§ **Task requirements**:
Quote all of the data that follows exactly as written, skipping the images.

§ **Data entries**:
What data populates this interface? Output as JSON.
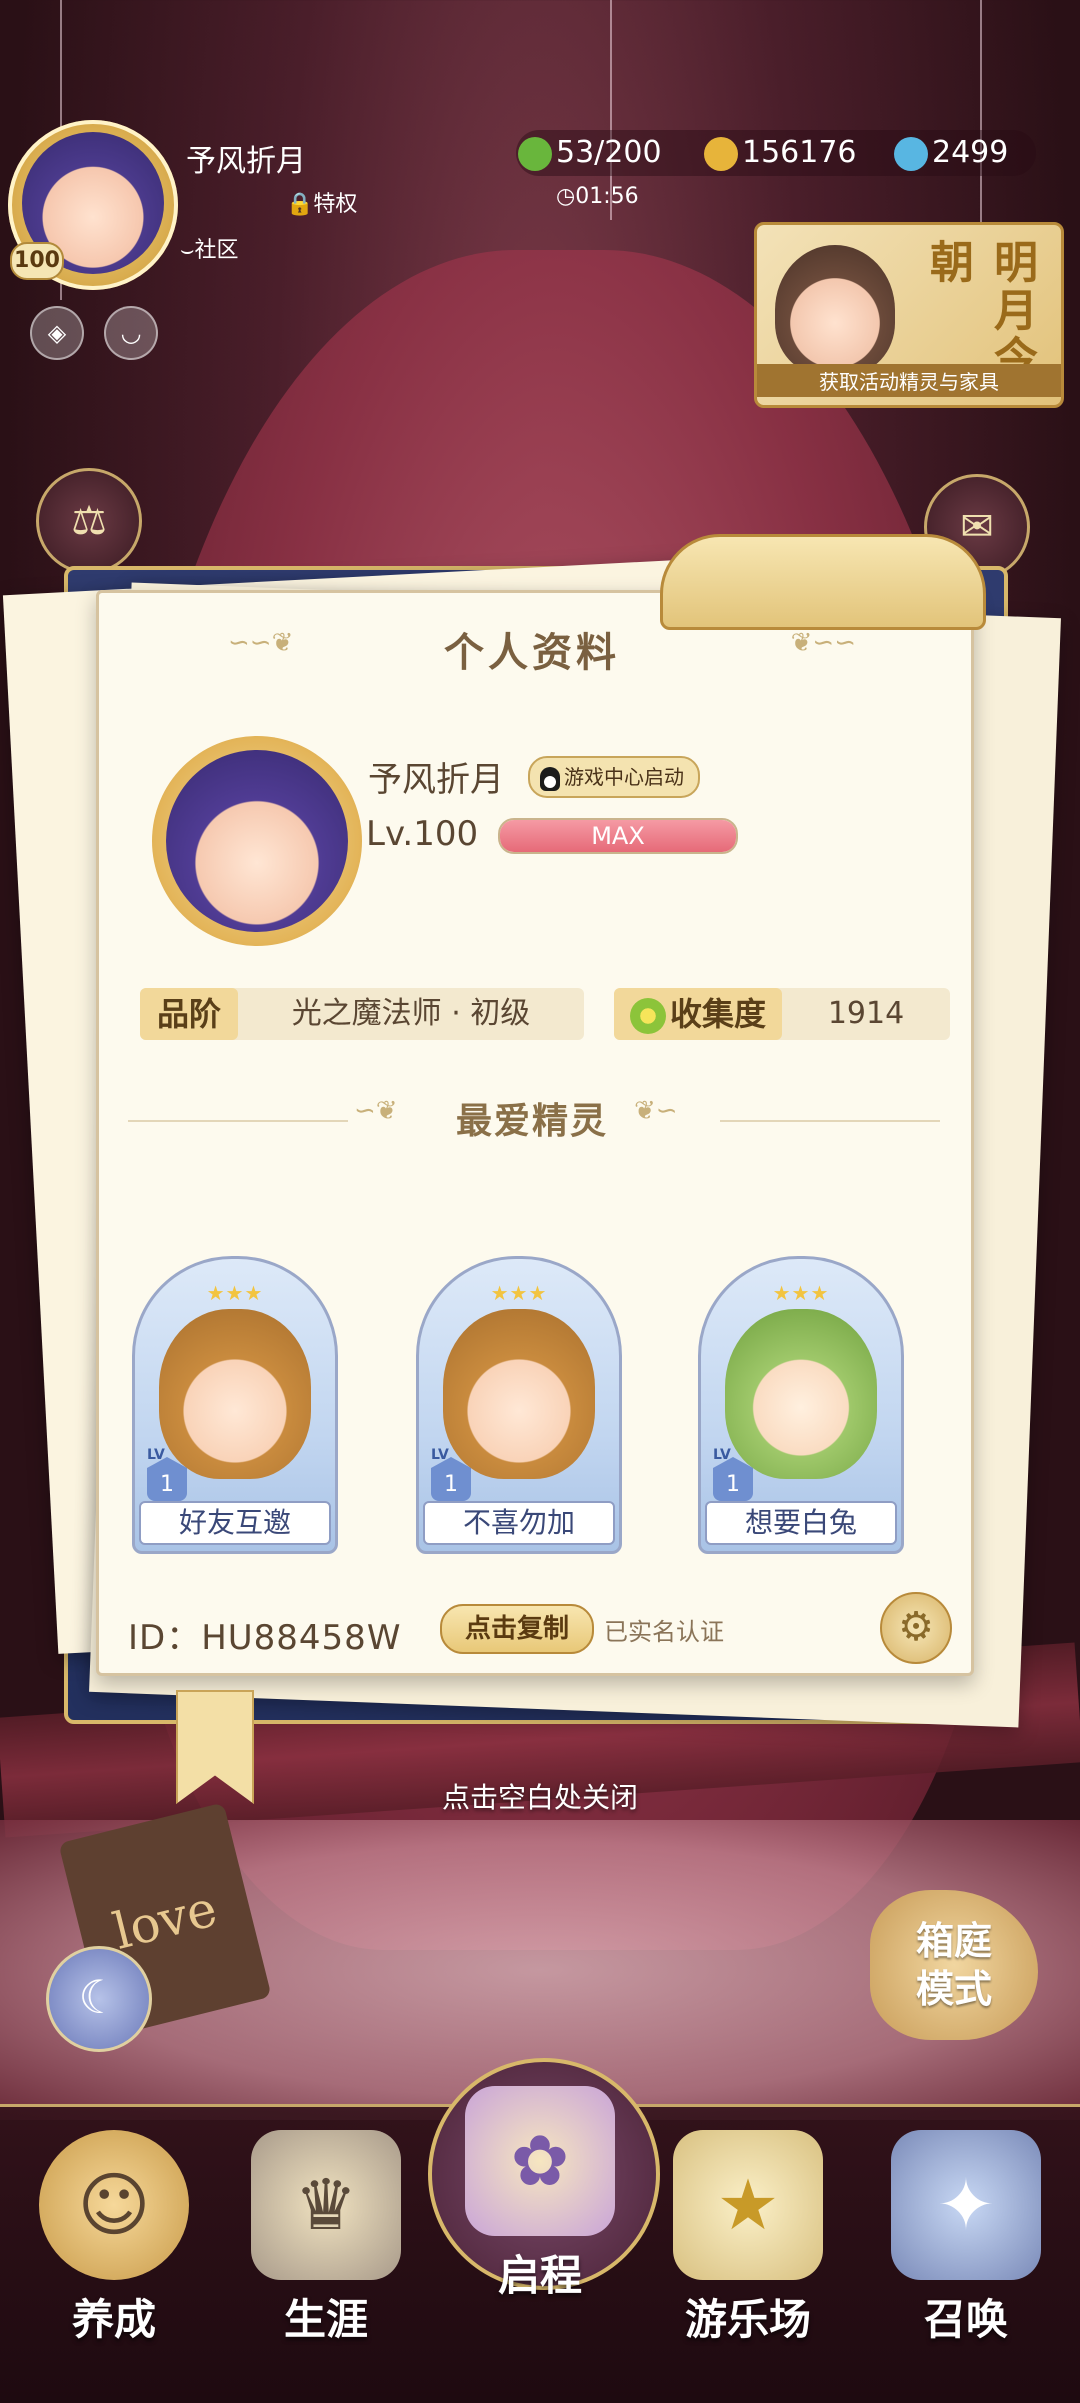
{
  "top_bar": {
    "player_name": "予风折月",
    "avatar_level": "100",
    "privilege_label": "特权",
    "community_label": "社区",
    "currencies": [
      {
        "name": "clover",
        "value": "53/200",
        "color": "#69b63c"
      },
      {
        "name": "coin",
        "value": "156176",
        "color": "#e7b43a"
      },
      {
        "name": "crystal",
        "value": "2499",
        "color": "#58b6e2"
      }
    ],
    "timer": "01:56"
  },
  "event_banner": {
    "title": "明月今朝",
    "subtitle": "获取活动精灵与家具"
  },
  "profile": {
    "title": "个人资料",
    "name": "予风折月",
    "qq_badge": "游戏中心启动",
    "level": "Lv.100",
    "exp_label": "MAX",
    "exp_fraction": 1.0,
    "rank_label": "品阶",
    "rank_value": "光之魔法师 · 初级",
    "collection_label": "收集度",
    "collection_value": "1914",
    "favorites_title": "最爱精灵",
    "favorites": [
      {
        "name": "好友互邀",
        "level": "1",
        "stars": "★★★",
        "hair": "#c98b3e"
      },
      {
        "name": "不喜勿加",
        "level": "1",
        "stars": "★★★",
        "hair": "#c98b3e"
      },
      {
        "name": "想要白兔",
        "level": "1",
        "stars": "★★★",
        "hair": "#9fc86a"
      }
    ],
    "id_text": "ID：HU88458W",
    "copy_button": "点击复制",
    "verified_text": "已实名认证"
  },
  "close_hint": "点击空白处关闭",
  "love_tag": "love",
  "mode_button": [
    "箱庭",
    "模式"
  ],
  "bottom_nav": [
    {
      "label": "养成",
      "icon": "girl-portrait-icon"
    },
    {
      "label": "生涯",
      "icon": "crown-icon"
    },
    {
      "label": "启程",
      "icon": "butterfly-book-icon"
    },
    {
      "label": "游乐场",
      "icon": "star-shield-icon"
    },
    {
      "label": "召唤",
      "icon": "summon-card-icon"
    }
  ]
}
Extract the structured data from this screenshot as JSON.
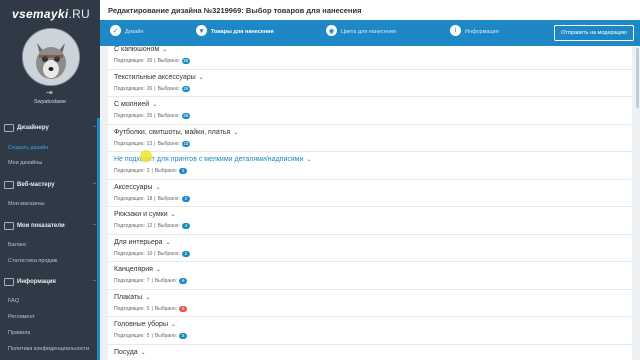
{
  "sidebar": {
    "logo": "vsemayki",
    "logo_suffix": ".RU",
    "username": "Swyatoslawe",
    "sections": [
      {
        "label": "Дизайнеру",
        "items": [
          "Создать дизайн",
          "Мои дизайны"
        ]
      },
      {
        "label": "Веб-мастеру",
        "items": [
          "Мои магазины"
        ]
      },
      {
        "label": "Мои показатели",
        "items": [
          "Баланс",
          "Статистика продаж"
        ]
      },
      {
        "label": "Информация",
        "items": [
          "FAQ",
          "Регламент",
          "Правила",
          "Политика конфиденциальности"
        ]
      }
    ]
  },
  "header": {
    "title": "Редактирование дизайна №3219969: Выбор товаров для нанесения"
  },
  "steps": [
    {
      "label": "Дизайн",
      "icon": "check-icon"
    },
    {
      "label": "Товары для нанесения",
      "icon": "shirt-icon"
    },
    {
      "label": "Цвета для нанесения",
      "icon": "palette-icon"
    },
    {
      "label": "Информация",
      "icon": "info-icon"
    }
  ],
  "moderation_button": "Отправить на модерацию",
  "meta_labels": {
    "fit": "Подходящих:",
    "selected": "Выбрано:"
  },
  "categories": [
    {
      "name": "С капюшоном",
      "fit": "26",
      "selected": "26"
    },
    {
      "name": "Текстильные аксессуары",
      "fit": "26",
      "selected": "26"
    },
    {
      "name": "С молнией",
      "fit": "25",
      "selected": "25"
    },
    {
      "name": "Футболки, свитшоты, майки, платья",
      "fit": "23",
      "selected": "23"
    },
    {
      "name": "Не подходит для принтов с мелкими деталями/надписями",
      "fit": "3",
      "selected": "3"
    },
    {
      "name": "Аксессуары",
      "fit": "18",
      "selected": "2"
    },
    {
      "name": "Рюкзаки и сумки",
      "fit": "12",
      "selected": "4"
    },
    {
      "name": "Для интерьера",
      "fit": "10",
      "selected": "2"
    },
    {
      "name": "Канцелярия",
      "fit": "7",
      "selected": "6"
    },
    {
      "name": "Плакаты",
      "fit": "5",
      "selected": "0"
    },
    {
      "name": "Головные уборы",
      "fit": "5",
      "selected": "5"
    },
    {
      "name": "Посуда",
      "fit": "",
      "selected": ""
    }
  ],
  "colors": {
    "accent": "#1e88c7",
    "sidebar": "#2f3a46",
    "badge_zero": "#e05a4e"
  }
}
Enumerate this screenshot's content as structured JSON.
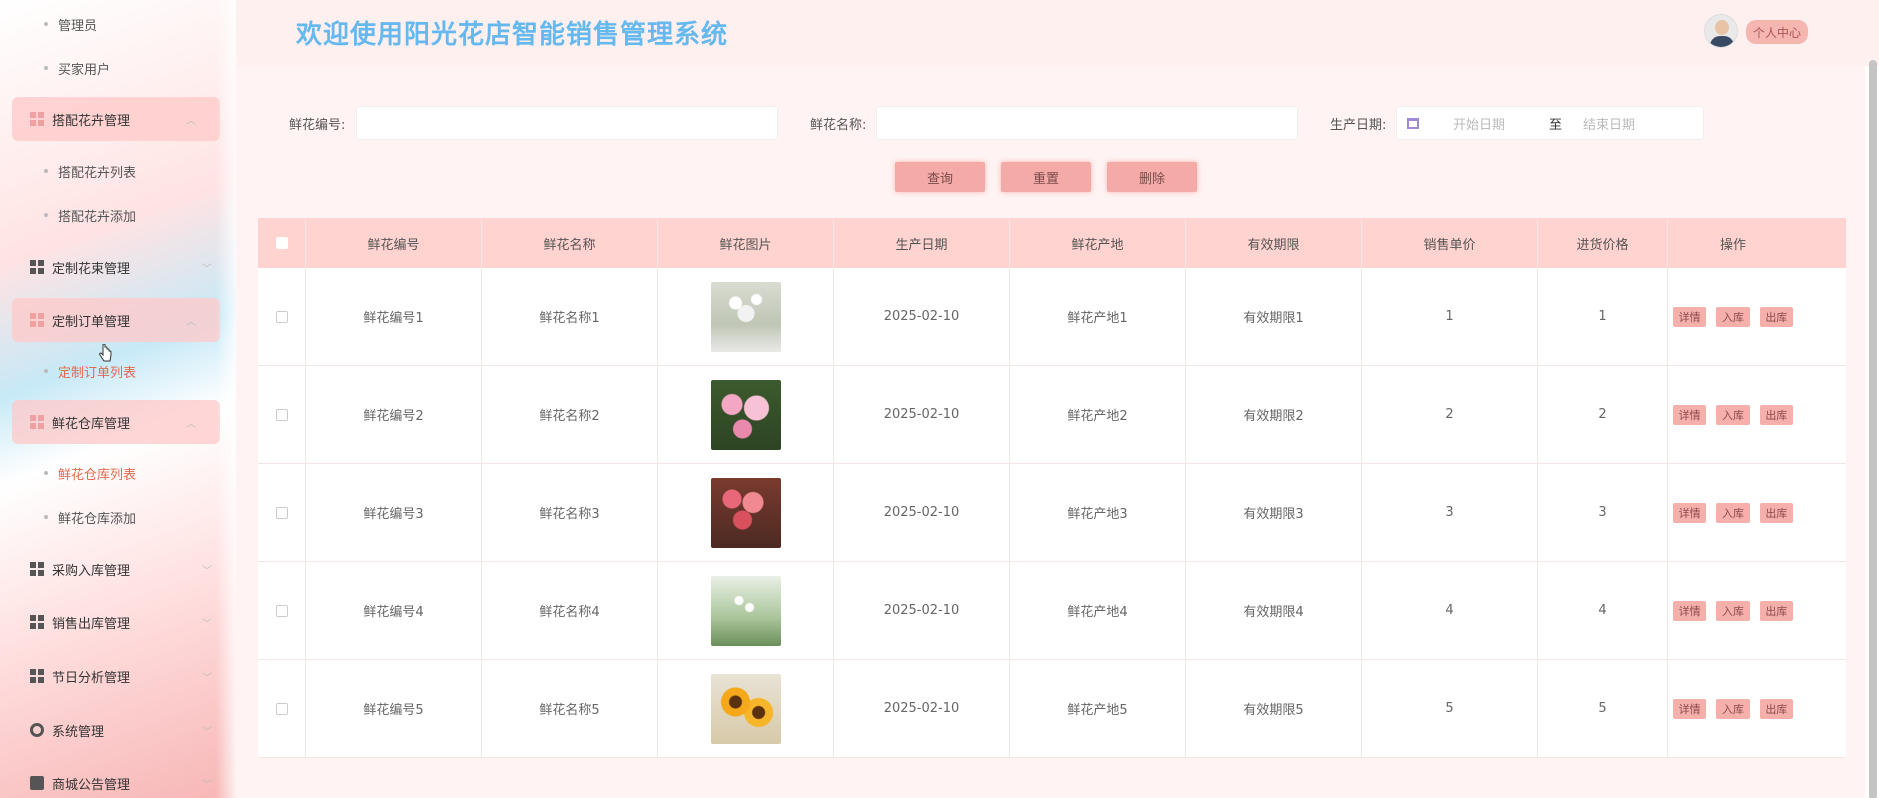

§ **Solved exercise**:
What data populates this interface? Output as JSON.
{
  "top_bar": {
    "player_name": "予风折月",
    "avatar_level": "100",
    "privilege_label": "特权",
    "community_label": "社区",
    "currencies": [
      {
        "name": "clover",
        "value": "53/200",
        "color": "#69b63c"
      },
      {
        "name": "coin",
        "value": "156176",
        "color": "#e7b43a"
      },
      {
        "name": "crystal",
        "value": "2499",
        "color": "#58b6e2"
      }
    ],
    "timer": "01:56"
  },
  "event_banner": {
    "title": "明月今朝",
    "subtitle": "获取活动精灵与家具"
  },
  "profile": {
    "title": "个人资料",
    "name": "予风折月",
    "qq_badge": "游戏中心启动",
    "level": "Lv.100",
    "exp_label": "MAX",
    "exp_fraction": 1.0,
    "rank_label": "品阶",
    "rank_value": "光之魔法师 · 初级",
    "collection_label": "收集度",
    "collection_value": "1914",
    "favorites_title": "最爱精灵",
    "favorites": [
      {
        "name": "好友互邀",
        "level": "1",
        "stars": "★★★",
        "hair": "#c98b3e"
      },
      {
        "name": "不喜勿加",
        "level": "1",
        "stars": "★★★",
        "hair": "#c98b3e"
      },
      {
        "name": "想要白兔",
        "level": "1",
        "stars": "★★★",
        "hair": "#9fc86a"
      }
    ],
    "id_text": "ID：HU88458W",
    "copy_button": "点击复制",
    "verified_text": "已实名认证"
  },
  "close_hint": "点击空白处关闭",
  "love_tag": "love",
  "mode_button": [
    "箱庭",
    "模式"
  ],
  "bottom_nav": [
    {
      "label": "养成",
      "icon": "girl-portrait-icon"
    },
    {
      "label": "生涯",
      "icon": "crown-icon"
    },
    {
      "label": "启程",
      "icon": "butterfly-book-icon"
    },
    {
      "label": "游乐场",
      "icon": "star-shield-icon"
    },
    {
      "label": "召唤",
      "icon": "summon-card-icon"
    }
  ]
}
Extract the structured data from this screenshot as JSON.
{
  "sidebar": {
    "logo": "vsemayki",
    "logo_suffix": ".RU",
    "username": "Swyatoslawe",
    "sections": [
      {
        "label": "Дизайнеру",
        "items": [
          "Создать дизайн",
          "Мои дизайны"
        ]
      },
      {
        "label": "Веб-мастеру",
        "items": [
          "Мои магазины"
        ]
      },
      {
        "label": "Мои показатели",
        "items": [
          "Баланс",
          "Статистика продаж"
        ]
      },
      {
        "label": "Информация",
        "items": [
          "FAQ",
          "Регламент",
          "Правила",
          "Политика конфиденциальности"
        ]
      }
    ]
  },
  "header": {
    "title": "Редактирование дизайна №3219969: Выбор товаров для нанесения"
  },
  "steps": [
    {
      "label": "Дизайн",
      "icon": "check-icon"
    },
    {
      "label": "Товары для нанесения",
      "icon": "shirt-icon"
    },
    {
      "label": "Цвета для нанесения",
      "icon": "palette-icon"
    },
    {
      "label": "Информация",
      "icon": "info-icon"
    }
  ],
  "moderation_button": "Отправить на модерацию",
  "meta_labels": {
    "fit": "Подходящих:",
    "selected": "Выбрано:"
  },
  "categories": [
    {
      "name": "С капюшоном",
      "fit": "26",
      "selected": "26"
    },
    {
      "name": "Текстильные аксессуары",
      "fit": "26",
      "selected": "26"
    },
    {
      "name": "С молнией",
      "fit": "25",
      "selected": "25"
    },
    {
      "name": "Футболки, свитшоты, майки, платья",
      "fit": "23",
      "selected": "23"
    },
    {
      "name": "Не подходит для принтов с мелкими деталями/надписями",
      "fit": "3",
      "selected": "3"
    },
    {
      "name": "Аксессуары",
      "fit": "18",
      "selected": "2"
    },
    {
      "name": "Рюкзаки и сумки",
      "fit": "12",
      "selected": "4"
    },
    {
      "name": "Для интерьера",
      "fit": "10",
      "selected": "2"
    },
    {
      "name": "Канцелярия",
      "fit": "7",
      "selected": "6"
    },
    {
      "name": "Плакаты",
      "fit": "5",
      "selected": "0"
    },
    {
      "name": "Головные уборы",
      "fit": "5",
      "selected": "5"
    },
    {
      "name": "Посуда",
      "fit": "",
      "selected": ""
    }
  ],
  "colors": {
    "accent": "#1e88c7",
    "sidebar": "#2f3a46",
    "badge_zero": "#e05a4e"
  }
}
Enumerate this screenshot's content as structured JSON.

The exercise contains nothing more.